▶ **What you will do**:
Copy each line containing the word "хранения" from the records that follow, please.

▶ **Stored records**:

===============

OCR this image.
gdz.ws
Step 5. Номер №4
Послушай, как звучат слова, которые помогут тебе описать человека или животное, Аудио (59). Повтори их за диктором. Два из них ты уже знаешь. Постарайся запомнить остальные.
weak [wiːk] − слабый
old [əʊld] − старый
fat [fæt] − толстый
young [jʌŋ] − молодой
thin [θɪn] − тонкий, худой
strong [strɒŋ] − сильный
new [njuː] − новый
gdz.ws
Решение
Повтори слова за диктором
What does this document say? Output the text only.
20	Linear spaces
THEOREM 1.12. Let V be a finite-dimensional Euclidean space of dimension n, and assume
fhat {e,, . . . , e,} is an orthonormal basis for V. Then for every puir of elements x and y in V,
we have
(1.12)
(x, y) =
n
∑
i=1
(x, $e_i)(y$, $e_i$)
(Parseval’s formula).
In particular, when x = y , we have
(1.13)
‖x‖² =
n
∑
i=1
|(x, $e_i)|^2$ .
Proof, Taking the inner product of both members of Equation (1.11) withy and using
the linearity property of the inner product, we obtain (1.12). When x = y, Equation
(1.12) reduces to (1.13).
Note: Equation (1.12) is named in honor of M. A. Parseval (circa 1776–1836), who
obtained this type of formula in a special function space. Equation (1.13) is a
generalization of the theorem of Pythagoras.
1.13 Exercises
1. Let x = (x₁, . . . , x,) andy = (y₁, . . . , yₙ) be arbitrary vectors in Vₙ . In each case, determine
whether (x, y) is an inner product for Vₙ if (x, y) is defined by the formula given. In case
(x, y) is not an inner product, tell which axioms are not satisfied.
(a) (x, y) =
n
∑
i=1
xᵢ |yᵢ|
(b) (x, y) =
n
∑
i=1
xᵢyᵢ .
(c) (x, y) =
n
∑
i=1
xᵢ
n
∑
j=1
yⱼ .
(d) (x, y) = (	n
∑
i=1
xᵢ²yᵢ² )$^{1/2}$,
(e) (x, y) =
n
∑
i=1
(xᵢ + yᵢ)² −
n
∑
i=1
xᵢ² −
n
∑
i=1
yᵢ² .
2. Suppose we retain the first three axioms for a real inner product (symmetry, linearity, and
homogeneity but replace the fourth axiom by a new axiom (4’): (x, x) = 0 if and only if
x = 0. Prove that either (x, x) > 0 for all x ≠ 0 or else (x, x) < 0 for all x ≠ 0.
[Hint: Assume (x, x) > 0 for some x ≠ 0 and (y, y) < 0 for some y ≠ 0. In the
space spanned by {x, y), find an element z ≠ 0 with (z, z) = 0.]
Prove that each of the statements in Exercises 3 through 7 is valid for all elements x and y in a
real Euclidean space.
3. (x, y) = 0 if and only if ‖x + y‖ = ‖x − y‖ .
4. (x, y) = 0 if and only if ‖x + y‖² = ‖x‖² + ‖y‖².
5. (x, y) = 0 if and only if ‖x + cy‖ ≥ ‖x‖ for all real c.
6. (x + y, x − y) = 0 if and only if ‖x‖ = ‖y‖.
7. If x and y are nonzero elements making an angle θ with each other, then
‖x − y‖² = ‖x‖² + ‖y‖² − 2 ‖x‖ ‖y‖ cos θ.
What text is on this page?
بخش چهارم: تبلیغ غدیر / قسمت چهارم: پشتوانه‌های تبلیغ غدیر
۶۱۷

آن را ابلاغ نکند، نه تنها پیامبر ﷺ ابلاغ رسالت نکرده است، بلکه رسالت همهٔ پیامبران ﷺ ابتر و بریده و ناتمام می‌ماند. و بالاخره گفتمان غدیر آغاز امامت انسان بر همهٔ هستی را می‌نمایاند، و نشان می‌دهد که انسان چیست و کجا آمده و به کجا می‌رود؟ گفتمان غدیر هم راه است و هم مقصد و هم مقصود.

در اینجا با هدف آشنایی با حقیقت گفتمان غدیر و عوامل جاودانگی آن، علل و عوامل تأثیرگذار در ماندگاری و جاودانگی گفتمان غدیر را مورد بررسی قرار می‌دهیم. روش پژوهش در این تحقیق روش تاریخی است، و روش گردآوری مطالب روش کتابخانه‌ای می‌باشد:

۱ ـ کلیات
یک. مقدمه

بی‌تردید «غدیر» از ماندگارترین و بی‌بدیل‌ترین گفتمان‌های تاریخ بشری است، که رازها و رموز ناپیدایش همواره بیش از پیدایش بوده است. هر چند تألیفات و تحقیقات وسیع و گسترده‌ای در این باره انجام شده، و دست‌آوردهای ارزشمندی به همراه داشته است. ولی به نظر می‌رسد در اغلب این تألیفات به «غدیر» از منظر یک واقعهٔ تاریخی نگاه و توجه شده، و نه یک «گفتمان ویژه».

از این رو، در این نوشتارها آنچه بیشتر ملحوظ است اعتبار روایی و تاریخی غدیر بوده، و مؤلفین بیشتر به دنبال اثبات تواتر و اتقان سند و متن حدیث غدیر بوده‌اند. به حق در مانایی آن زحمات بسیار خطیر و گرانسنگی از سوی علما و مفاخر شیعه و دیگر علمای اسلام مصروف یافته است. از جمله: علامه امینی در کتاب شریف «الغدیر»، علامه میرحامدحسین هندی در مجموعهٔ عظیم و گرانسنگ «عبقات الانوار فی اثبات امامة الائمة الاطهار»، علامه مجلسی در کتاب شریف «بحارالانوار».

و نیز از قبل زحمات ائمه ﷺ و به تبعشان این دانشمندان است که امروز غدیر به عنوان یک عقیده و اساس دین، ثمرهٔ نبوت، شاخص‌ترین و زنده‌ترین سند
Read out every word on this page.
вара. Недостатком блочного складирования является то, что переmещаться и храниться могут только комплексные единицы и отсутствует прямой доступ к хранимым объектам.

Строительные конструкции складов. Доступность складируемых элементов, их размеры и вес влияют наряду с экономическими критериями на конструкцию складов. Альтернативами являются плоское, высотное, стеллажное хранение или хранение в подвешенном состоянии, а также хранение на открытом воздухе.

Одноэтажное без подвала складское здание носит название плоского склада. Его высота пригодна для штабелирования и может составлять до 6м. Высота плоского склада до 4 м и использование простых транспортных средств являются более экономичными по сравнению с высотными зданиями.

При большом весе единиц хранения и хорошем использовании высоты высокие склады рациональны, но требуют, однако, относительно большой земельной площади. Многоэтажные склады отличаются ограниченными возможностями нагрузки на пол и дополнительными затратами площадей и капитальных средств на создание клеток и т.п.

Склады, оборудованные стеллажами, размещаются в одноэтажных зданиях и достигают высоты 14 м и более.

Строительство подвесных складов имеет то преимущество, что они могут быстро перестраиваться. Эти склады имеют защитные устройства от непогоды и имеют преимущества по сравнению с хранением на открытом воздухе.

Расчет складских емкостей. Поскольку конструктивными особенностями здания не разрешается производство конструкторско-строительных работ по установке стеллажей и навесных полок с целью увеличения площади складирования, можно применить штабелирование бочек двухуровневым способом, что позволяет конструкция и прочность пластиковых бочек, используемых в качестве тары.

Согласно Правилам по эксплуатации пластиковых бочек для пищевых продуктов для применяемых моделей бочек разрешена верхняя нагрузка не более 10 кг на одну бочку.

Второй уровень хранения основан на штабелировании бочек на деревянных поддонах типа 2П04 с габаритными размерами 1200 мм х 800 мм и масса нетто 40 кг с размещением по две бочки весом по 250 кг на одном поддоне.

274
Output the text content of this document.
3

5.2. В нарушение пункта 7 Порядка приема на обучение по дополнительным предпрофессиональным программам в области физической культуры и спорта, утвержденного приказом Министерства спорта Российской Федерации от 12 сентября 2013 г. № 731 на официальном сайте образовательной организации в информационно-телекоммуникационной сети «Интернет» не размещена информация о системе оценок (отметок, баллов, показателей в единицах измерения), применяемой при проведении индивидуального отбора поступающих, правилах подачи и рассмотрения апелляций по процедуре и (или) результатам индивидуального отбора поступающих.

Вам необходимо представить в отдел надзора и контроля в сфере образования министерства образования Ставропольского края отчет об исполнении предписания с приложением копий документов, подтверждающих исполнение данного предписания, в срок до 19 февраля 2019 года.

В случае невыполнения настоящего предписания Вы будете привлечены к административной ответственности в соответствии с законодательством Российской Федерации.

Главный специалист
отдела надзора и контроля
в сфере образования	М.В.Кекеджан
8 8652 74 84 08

===============

▶ **Written solution**:
При большом весе единиц хранения и хорошем использовании высоты высокие склады рациональны, но требуют, однако, относительно большой земельной площади. Многоэтажные склады отличаются ограниченными возможностями нагрузки на пол и дополнительными затратами площадей и капитальных средств на создание клеток и т.п.
Второй уровень хранения основан на штабелировании бочек на деревянных поддонах типа 2П04 с габаритными размерами 1200 мм х 800 мм и масса нетто 40 кг с размещением по две бочки весом по 250 кг на одном поддоне.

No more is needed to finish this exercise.